What the task asks: Find and copy each line of the records where the string "respectarea" shows up.

# # # #

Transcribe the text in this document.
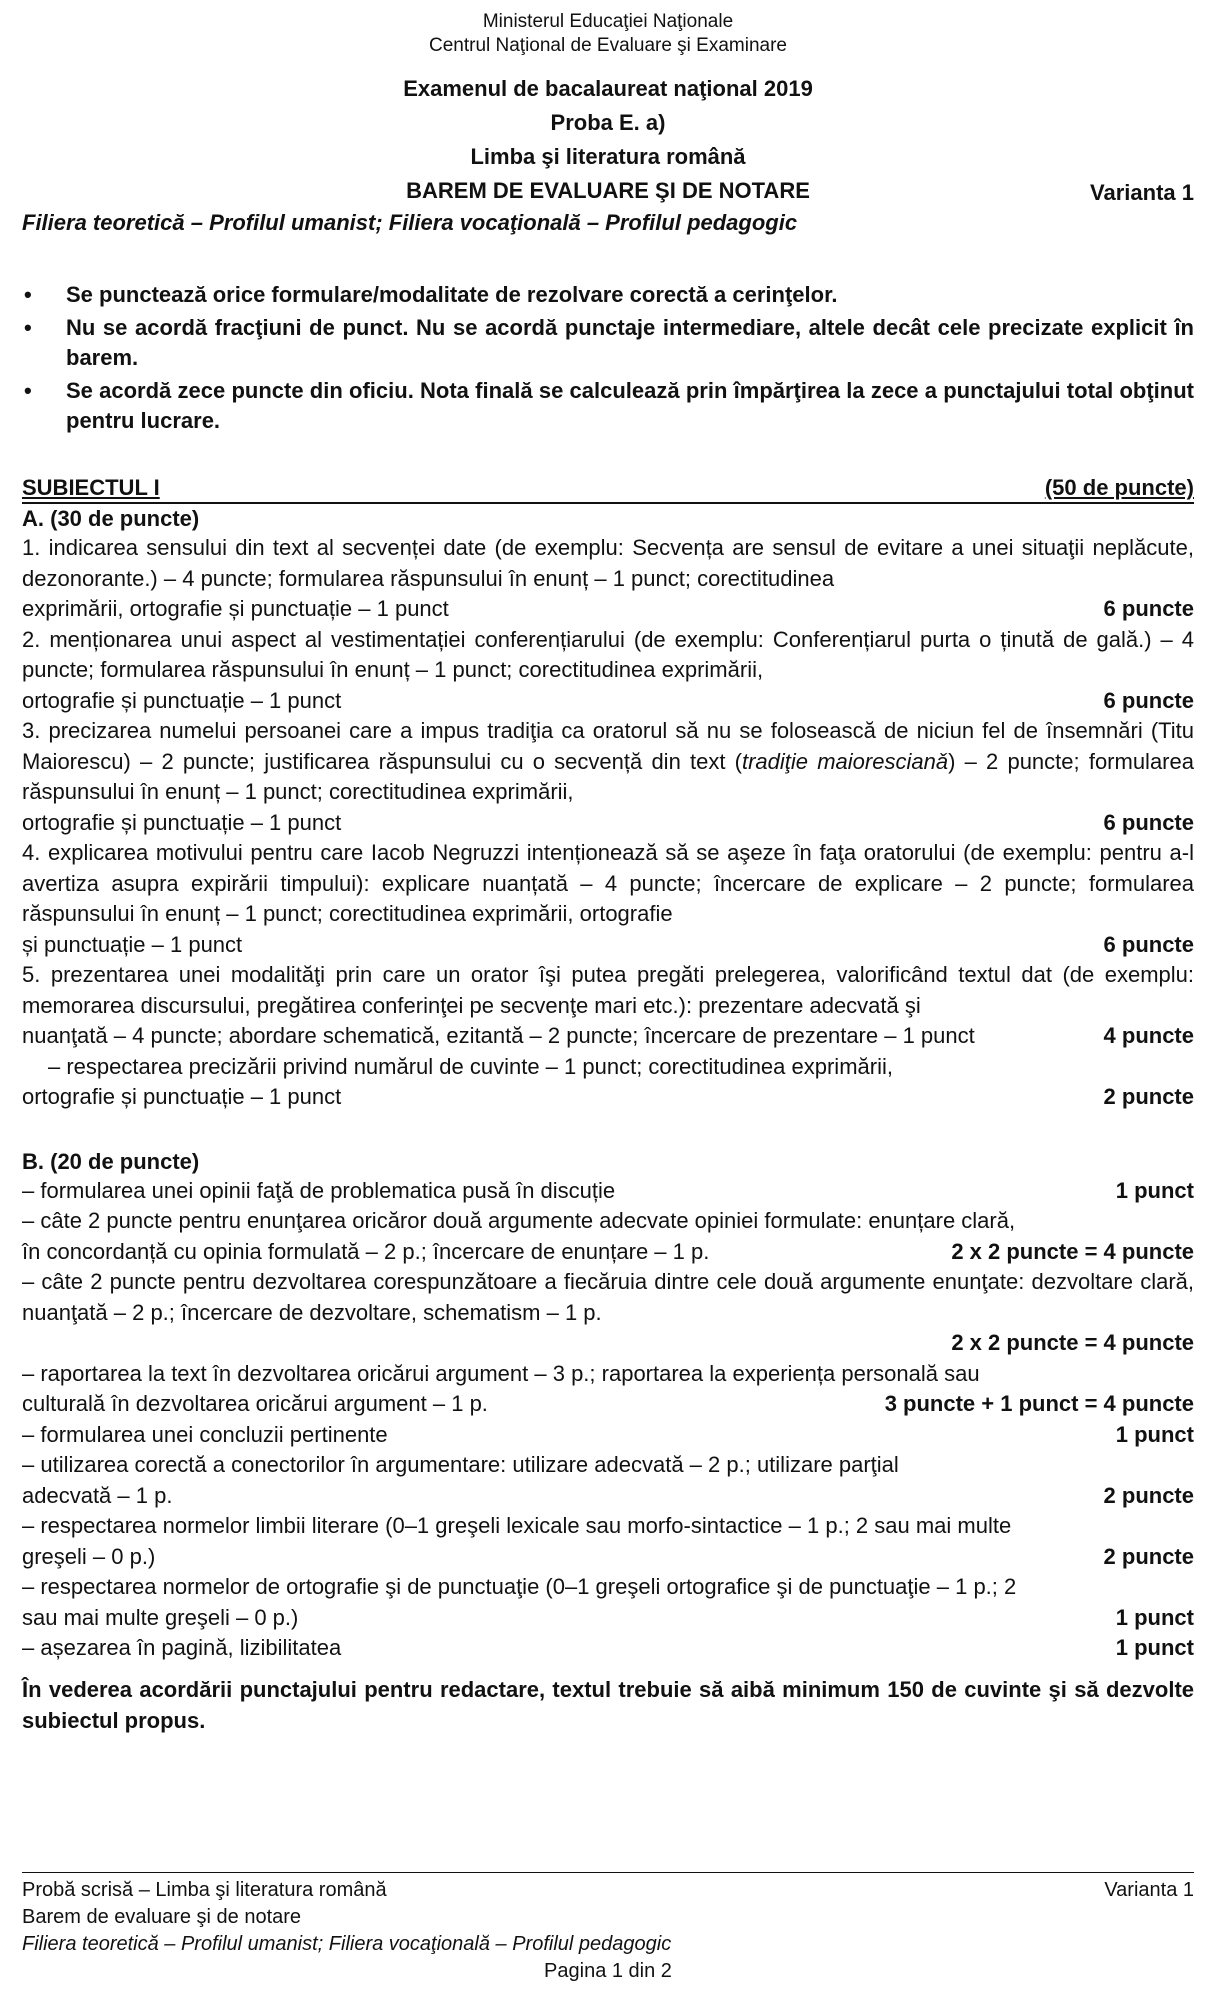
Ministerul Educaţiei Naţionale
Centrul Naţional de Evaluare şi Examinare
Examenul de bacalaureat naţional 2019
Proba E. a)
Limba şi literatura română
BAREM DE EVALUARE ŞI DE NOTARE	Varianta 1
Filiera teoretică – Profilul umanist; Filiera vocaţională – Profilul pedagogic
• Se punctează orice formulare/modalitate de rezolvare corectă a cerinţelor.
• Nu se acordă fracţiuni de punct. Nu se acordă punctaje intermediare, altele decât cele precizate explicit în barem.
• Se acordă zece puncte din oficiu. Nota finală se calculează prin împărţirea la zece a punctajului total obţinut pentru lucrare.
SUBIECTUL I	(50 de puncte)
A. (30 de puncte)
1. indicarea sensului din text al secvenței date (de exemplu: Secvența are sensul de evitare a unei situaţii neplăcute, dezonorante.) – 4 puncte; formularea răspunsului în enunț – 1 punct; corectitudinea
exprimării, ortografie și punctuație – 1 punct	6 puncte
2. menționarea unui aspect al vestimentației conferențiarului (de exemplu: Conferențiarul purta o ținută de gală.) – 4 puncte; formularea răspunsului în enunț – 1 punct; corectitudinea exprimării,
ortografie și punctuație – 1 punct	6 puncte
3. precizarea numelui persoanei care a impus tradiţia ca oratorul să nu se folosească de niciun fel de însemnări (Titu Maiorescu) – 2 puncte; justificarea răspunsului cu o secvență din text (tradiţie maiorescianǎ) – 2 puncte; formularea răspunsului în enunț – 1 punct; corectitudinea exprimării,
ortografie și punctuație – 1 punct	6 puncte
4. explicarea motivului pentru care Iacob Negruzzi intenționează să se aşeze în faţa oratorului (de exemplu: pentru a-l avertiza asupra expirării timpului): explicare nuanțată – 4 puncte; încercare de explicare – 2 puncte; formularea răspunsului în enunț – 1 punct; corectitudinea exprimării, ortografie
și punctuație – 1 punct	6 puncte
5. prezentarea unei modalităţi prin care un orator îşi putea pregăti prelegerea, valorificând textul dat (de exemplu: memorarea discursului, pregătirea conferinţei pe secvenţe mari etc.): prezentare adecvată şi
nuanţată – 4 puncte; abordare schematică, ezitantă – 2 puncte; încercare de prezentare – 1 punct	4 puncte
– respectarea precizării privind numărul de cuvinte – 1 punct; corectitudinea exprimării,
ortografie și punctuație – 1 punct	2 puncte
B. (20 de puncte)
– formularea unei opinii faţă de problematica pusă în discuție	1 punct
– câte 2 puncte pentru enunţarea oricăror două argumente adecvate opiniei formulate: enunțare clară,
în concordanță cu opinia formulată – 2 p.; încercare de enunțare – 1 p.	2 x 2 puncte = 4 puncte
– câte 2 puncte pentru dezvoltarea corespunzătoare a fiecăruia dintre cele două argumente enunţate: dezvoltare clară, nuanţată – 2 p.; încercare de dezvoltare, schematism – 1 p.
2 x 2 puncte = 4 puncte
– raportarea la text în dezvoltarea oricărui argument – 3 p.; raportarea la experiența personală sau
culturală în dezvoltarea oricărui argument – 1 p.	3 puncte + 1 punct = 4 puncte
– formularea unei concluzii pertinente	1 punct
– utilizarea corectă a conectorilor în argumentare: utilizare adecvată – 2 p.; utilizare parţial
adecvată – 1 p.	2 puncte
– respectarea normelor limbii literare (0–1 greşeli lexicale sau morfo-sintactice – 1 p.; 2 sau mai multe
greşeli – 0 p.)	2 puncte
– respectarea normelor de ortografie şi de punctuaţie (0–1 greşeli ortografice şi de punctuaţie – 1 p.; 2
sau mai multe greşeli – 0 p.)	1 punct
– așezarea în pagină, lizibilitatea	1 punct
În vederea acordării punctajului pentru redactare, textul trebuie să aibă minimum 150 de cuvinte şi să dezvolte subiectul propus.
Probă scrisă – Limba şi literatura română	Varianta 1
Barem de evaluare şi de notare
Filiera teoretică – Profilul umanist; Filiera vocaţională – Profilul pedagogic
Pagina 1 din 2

# # # #

Written response:
– respectarea precizării privind numărul de cuvinte – 1 punct; corectitudinea exprimării,
– respectarea normelor limbii literare (0–1 greşeli lexicale sau morfo-sintactice – 1 p.; 2 sau mai multe
– respectarea normelor de ortografie şi de punctuaţie (0–1 greşeli ortografice şi de punctuaţie – 1 p.; 2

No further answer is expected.